Quote all of the data below exactly, please.

---------------

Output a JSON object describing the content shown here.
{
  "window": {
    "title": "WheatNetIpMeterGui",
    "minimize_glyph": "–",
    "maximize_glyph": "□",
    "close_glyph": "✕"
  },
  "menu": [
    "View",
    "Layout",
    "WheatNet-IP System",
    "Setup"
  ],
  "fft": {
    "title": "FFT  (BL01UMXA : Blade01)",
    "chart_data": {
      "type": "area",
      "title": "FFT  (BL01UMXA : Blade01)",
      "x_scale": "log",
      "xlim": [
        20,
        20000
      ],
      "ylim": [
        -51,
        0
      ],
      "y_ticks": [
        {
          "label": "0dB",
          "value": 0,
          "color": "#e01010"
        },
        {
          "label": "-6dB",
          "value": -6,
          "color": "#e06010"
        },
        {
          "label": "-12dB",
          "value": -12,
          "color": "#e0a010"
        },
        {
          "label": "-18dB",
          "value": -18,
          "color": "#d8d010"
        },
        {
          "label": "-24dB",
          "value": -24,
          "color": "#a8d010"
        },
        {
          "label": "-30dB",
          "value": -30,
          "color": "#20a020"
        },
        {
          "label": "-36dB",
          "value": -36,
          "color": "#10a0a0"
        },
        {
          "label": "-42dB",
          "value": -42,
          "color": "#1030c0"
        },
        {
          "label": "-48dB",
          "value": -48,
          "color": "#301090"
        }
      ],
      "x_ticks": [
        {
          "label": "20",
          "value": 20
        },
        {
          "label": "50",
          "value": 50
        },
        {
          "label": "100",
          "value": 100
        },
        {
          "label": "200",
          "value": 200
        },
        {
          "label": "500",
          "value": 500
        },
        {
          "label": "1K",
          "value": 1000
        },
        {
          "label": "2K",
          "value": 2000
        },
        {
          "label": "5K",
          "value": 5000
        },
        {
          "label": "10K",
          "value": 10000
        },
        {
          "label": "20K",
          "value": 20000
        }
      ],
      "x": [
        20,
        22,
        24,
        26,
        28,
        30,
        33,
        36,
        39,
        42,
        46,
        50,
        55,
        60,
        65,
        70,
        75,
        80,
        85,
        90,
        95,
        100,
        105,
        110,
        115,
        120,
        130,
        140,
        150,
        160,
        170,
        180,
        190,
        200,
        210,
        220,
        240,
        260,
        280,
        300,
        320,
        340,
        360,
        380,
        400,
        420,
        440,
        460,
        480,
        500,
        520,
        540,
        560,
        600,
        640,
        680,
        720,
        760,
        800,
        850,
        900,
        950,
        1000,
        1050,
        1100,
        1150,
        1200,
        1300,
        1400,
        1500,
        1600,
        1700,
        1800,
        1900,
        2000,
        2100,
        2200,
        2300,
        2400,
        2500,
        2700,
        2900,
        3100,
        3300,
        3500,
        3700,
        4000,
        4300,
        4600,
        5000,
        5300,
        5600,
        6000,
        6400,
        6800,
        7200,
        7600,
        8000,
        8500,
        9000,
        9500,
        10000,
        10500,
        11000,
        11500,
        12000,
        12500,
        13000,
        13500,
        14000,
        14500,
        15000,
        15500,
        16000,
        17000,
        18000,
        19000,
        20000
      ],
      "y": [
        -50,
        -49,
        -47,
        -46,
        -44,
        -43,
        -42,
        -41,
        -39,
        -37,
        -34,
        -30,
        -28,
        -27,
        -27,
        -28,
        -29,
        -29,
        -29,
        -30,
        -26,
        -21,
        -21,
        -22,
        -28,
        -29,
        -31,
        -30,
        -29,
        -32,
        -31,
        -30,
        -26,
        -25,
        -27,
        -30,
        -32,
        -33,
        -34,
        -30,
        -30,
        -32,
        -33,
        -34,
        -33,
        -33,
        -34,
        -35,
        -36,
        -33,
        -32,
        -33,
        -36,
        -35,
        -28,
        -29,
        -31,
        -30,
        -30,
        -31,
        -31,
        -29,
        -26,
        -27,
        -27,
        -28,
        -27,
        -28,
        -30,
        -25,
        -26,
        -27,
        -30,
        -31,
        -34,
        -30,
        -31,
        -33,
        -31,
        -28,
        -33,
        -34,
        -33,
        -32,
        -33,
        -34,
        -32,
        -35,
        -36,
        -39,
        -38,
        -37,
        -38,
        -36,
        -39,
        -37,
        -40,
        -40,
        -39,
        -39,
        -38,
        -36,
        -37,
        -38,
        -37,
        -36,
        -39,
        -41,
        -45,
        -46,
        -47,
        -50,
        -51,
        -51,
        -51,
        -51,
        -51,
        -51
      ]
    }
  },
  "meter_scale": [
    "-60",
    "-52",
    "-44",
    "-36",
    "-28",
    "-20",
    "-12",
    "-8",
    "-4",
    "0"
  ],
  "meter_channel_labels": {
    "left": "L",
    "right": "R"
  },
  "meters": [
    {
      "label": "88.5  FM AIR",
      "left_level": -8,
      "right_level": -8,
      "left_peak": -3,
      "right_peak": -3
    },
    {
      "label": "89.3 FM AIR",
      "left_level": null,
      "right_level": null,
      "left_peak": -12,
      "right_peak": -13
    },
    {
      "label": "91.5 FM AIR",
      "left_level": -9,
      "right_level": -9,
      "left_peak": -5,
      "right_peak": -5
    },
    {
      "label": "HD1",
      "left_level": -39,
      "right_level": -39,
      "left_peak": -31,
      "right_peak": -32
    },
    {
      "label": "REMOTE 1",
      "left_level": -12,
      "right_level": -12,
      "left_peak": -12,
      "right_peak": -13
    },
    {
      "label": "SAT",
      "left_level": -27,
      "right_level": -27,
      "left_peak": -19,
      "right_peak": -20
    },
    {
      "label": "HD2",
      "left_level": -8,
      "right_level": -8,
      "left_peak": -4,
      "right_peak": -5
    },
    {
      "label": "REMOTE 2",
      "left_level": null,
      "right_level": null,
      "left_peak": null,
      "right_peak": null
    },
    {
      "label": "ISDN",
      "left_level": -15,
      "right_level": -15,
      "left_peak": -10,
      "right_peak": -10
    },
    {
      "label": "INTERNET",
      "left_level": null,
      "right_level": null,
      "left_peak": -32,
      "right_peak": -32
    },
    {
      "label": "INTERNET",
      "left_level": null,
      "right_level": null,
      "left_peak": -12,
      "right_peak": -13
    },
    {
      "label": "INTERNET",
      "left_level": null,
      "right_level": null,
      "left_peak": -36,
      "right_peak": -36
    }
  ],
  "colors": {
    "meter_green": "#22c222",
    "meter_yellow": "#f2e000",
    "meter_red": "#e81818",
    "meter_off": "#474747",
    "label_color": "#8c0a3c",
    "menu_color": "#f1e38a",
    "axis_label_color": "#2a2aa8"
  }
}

---------------

## EXERCISE SOLUTION
Output a JSON object describing the content shown here.
{
  "window": {
    "title": "WheatNetIpMeterGui",
    "minimize_glyph": "–",
    "maximize_glyph": "□",
    "close_glyph": "✕"
  },
  "menu": [
    "View",
    "Layout",
    "WheatNet-IP System",
    "Setup"
  ],
  "fft": {
    "title": "FFT  (BL01UMXA : Blade01)",
    "chart_data": {
      "type": "area",
      "title": "FFT  (BL01UMXA : Blade01)",
      "x_scale": "log",
      "xlim": [
        20,
        20000
      ],
      "ylim": [
        -51,
        0
      ],
      "y_ticks": [
        {
          "label": "0dB",
          "value": 0,
          "color": "#e01010"
        },
        {
          "label": "-6dB",
          "value": -6,
          "color": "#e06010"
        },
        {
          "label": "-12dB",
          "value": -12,
          "color": "#e0a010"
        },
        {
          "label": "-18dB",
          "value": -18,
          "color": "#d8d010"
        },
        {
          "label": "-24dB",
          "value": -24,
          "color": "#a8d010"
        },
        {
          "label": "-30dB",
          "value": -30,
          "color": "#20a020"
        },
        {
          "label": "-36dB",
          "value": -36,
          "color": "#10a0a0"
        },
        {
          "label": "-42dB",
          "value": -42,
          "color": "#1030c0"
        },
        {
          "label": "-48dB",
          "value": -48,
          "color": "#301090"
        }
      ],
      "x_ticks": [
        {
          "label": "20",
          "value": 20
        },
        {
          "label": "50",
          "value": 50
        },
        {
          "label": "100",
          "value": 100
        },
        {
          "label": "200",
          "value": 200
        },
        {
          "label": "500",
          "value": 500
        },
        {
          "label": "1K",
          "value": 1000
        },
        {
          "label": "2K",
          "value": 2000
        },
        {
          "label": "5K",
          "value": 5000
        },
        {
          "label": "10K",
          "value": 10000
        },
        {
          "label": "20K",
          "value": 20000
        }
      ],
      "x": [
        20,
        22,
        24,
        26,
        28,
        30,
        33,
        36,
        39,
        42,
        46,
        50,
        55,
        60,
        65,
        70,
        75,
        80,
        85,
        90,
        95,
        100,
        105,
        110,
        115,
        120,
        130,
        140,
        150,
        160,
        170,
        180,
        190,
        200,
        210,
        220,
        240,
        260,
        280,
        300,
        320,
        340,
        360,
        380,
        400,
        420,
        440,
        460,
        480,
        500,
        520,
        540,
        560,
        600,
        640,
        680,
        720,
        760,
        800,
        850,
        900,
        950,
        1000,
        1050,
        1100,
        1150,
        1200,
        1300,
        1400,
        1500,
        1600,
        1700,
        1800,
        1900,
        2000,
        2100,
        2200,
        2300,
        2400,
        2500,
        2700,
        2900,
        3100,
        3300,
        3500,
        3700,
        4000,
        4300,
        4600,
        5000,
        5300,
        5600,
        6000,
        6400,
        6800,
        7200,
        7600,
        8000,
        8500,
        9000,
        9500,
        10000,
        10500,
        11000,
        11500,
        12000,
        12500,
        13000,
        13500,
        14000,
        14500,
        15000,
        15500,
        16000,
        17000,
        18000,
        19000,
        20000
      ],
      "y": [
        -50,
        -49,
        -47,
        -46,
        -44,
        -43,
        -42,
        -41,
        -39,
        -37,
        -34,
        -30,
        -28,
        -27,
        -27,
        -28,
        -29,
        -29,
        -29,
        -30,
        -26,
        -21,
        -21,
        -22,
        -28,
        -29,
        -31,
        -30,
        -29,
        -32,
        -31,
        -30,
        -26,
        -25,
        -27,
        -30,
        -32,
        -33,
        -34,
        -30,
        -30,
        -32,
        -33,
        -34,
        -33,
        -33,
        -34,
        -35,
        -36,
        -33,
        -32,
        -33,
        -36,
        -35,
        -28,
        -29,
        -31,
        -30,
        -30,
        -31,
        -31,
        -29,
        -26,
        -27,
        -27,
        -28,
        -27,
        -28,
        -30,
        -25,
        -26,
        -27,
        -30,
        -31,
        -34,
        -30,
        -31,
        -33,
        -31,
        -28,
        -33,
        -34,
        -33,
        -32,
        -33,
        -34,
        -32,
        -35,
        -36,
        -39,
        -38,
        -37,
        -38,
        -36,
        -39,
        -37,
        -40,
        -40,
        -39,
        -39,
        -38,
        -36,
        -37,
        -38,
        -37,
        -36,
        -39,
        -41,
        -45,
        -46,
        -47,
        -50,
        -51,
        -51,
        -51,
        -51,
        -51,
        -51
      ]
    }
  },
  "meter_scale": [
    "-60",
    "-52",
    "-44",
    "-36",
    "-28",
    "-20",
    "-12",
    "-8",
    "-4",
    "0"
  ],
  "meter_channel_labels": {
    "left": "L",
    "right": "R"
  },
  "meters": [
    {
      "label": "88.5  FM AIR",
      "left_level": -8,
      "right_level": -8,
      "left_peak": -3,
      "right_peak": -3
    },
    {
      "label": "89.3 FM AIR",
      "left_level": null,
      "right_level": null,
      "left_peak": -12,
      "right_peak": -13
    },
    {
      "label": "91.5 FM AIR",
      "left_level": -9,
      "right_level": -9,
      "left_peak": -5,
      "right_peak": -5
    },
    {
      "label": "HD1",
      "left_level": -39,
      "right_level": -39,
      "left_peak": -31,
      "right_peak": -32
    },
    {
      "label": "REMOTE 1",
      "left_level": -12,
      "right_level": -12,
      "left_peak": -12,
      "right_peak": -13
    },
    {
      "label": "SAT",
      "left_level": -27,
      "right_level": -27,
      "left_peak": -19,
      "right_peak": -20
    },
    {
      "label": "HD2",
      "left_level": -8,
      "right_level": -8,
      "left_peak": -4,
      "right_peak": -5
    },
    {
      "label": "REMOTE 2",
      "left_level": null,
      "right_level": null,
      "left_peak": null,
      "right_peak": null
    },
    {
      "label": "ISDN",
      "left_level": -15,
      "right_level": -15,
      "left_peak": -10,
      "right_peak": -10
    },
    {
      "label": "INTERNET",
      "left_level": null,
      "right_level": null,
      "left_peak": -32,
      "right_peak": -32
    },
    {
      "label": "INTERNET",
      "left_level": null,
      "right_level": null,
      "left_peak": -12,
      "right_peak": -13
    },
    {
      "label": "INTERNET",
      "left_level": null,
      "right_level": null,
      "left_peak": -36,
      "right_peak": -36
    }
  ],
  "colors": {
    "meter_green": "#22c222",
    "meter_yellow": "#f2e000",
    "meter_red": "#e81818",
    "meter_off": "#474747",
    "label_color": "#8c0a3c",
    "menu_color": "#f1e38a",
    "axis_label_color": "#2a2aa8"
  }
}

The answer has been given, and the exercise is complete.